# What is required
Transcribe all of the records word for word, but omit the pictures.

# Dataset content
- - - - - - -
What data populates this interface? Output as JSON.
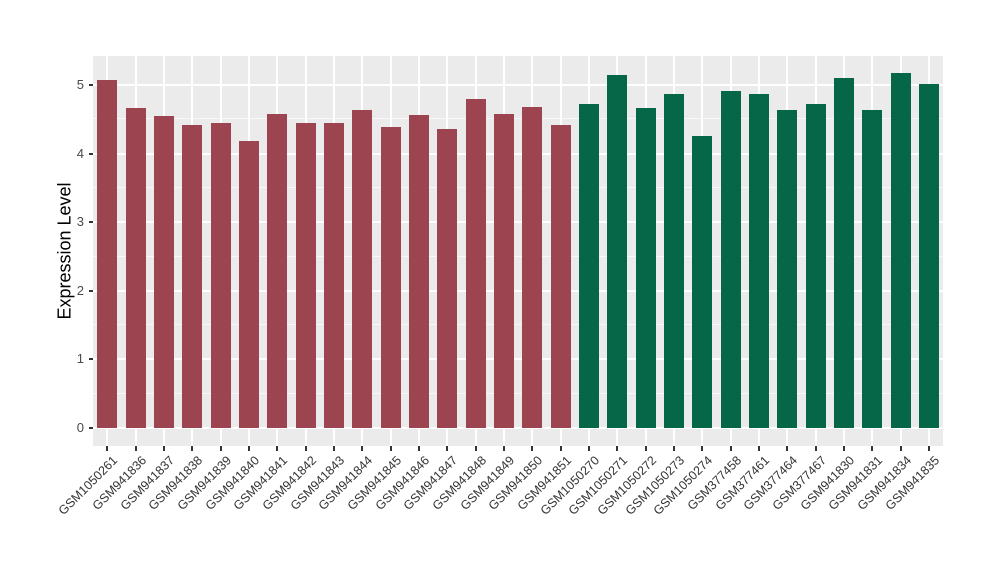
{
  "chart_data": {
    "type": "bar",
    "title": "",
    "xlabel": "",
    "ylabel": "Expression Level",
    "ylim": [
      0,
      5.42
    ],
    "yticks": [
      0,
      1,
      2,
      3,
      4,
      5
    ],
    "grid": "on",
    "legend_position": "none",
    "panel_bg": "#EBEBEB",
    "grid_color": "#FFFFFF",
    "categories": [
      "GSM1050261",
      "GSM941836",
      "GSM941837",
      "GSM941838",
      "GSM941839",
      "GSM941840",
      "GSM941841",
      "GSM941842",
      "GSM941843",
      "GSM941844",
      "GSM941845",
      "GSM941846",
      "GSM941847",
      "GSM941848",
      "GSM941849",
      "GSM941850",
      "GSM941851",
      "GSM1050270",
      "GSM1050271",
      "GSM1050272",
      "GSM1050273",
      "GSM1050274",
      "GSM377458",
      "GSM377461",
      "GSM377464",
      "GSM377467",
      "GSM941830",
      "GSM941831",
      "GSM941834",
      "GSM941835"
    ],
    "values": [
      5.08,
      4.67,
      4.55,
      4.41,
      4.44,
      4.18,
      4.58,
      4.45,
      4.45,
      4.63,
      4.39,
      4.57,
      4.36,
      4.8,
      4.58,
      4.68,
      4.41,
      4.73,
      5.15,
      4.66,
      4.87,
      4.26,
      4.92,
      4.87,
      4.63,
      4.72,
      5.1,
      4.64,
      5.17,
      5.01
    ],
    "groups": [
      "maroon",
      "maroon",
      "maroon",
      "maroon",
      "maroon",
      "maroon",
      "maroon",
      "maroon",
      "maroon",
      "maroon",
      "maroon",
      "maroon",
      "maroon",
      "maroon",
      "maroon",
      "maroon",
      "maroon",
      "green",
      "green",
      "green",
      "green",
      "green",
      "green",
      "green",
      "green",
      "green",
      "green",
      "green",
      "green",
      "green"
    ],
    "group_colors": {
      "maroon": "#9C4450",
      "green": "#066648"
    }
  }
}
- - - - - - -
# Result of this task
What data populates this interface? Output as JSON.
{
  "chart_data": {
    "type": "bar",
    "title": "",
    "xlabel": "",
    "ylabel": "Expression Level",
    "ylim": [
      0,
      5.42
    ],
    "yticks": [
      0,
      1,
      2,
      3,
      4,
      5
    ],
    "grid": "on",
    "legend_position": "none",
    "panel_bg": "#EBEBEB",
    "grid_color": "#FFFFFF",
    "categories": [
      "GSM1050261",
      "GSM941836",
      "GSM941837",
      "GSM941838",
      "GSM941839",
      "GSM941840",
      "GSM941841",
      "GSM941842",
      "GSM941843",
      "GSM941844",
      "GSM941845",
      "GSM941846",
      "GSM941847",
      "GSM941848",
      "GSM941849",
      "GSM941850",
      "GSM941851",
      "GSM1050270",
      "GSM1050271",
      "GSM1050272",
      "GSM1050273",
      "GSM1050274",
      "GSM377458",
      "GSM377461",
      "GSM377464",
      "GSM377467",
      "GSM941830",
      "GSM941831",
      "GSM941834",
      "GSM941835"
    ],
    "values": [
      5.08,
      4.67,
      4.55,
      4.41,
      4.44,
      4.18,
      4.58,
      4.45,
      4.45,
      4.63,
      4.39,
      4.57,
      4.36,
      4.8,
      4.58,
      4.68,
      4.41,
      4.73,
      5.15,
      4.66,
      4.87,
      4.26,
      4.92,
      4.87,
      4.63,
      4.72,
      5.1,
      4.64,
      5.17,
      5.01
    ],
    "groups": [
      "maroon",
      "maroon",
      "maroon",
      "maroon",
      "maroon",
      "maroon",
      "maroon",
      "maroon",
      "maroon",
      "maroon",
      "maroon",
      "maroon",
      "maroon",
      "maroon",
      "maroon",
      "maroon",
      "maroon",
      "green",
      "green",
      "green",
      "green",
      "green",
      "green",
      "green",
      "green",
      "green",
      "green",
      "green",
      "green",
      "green"
    ],
    "group_colors": {
      "maroon": "#9C4450",
      "green": "#066648"
    }
  }
}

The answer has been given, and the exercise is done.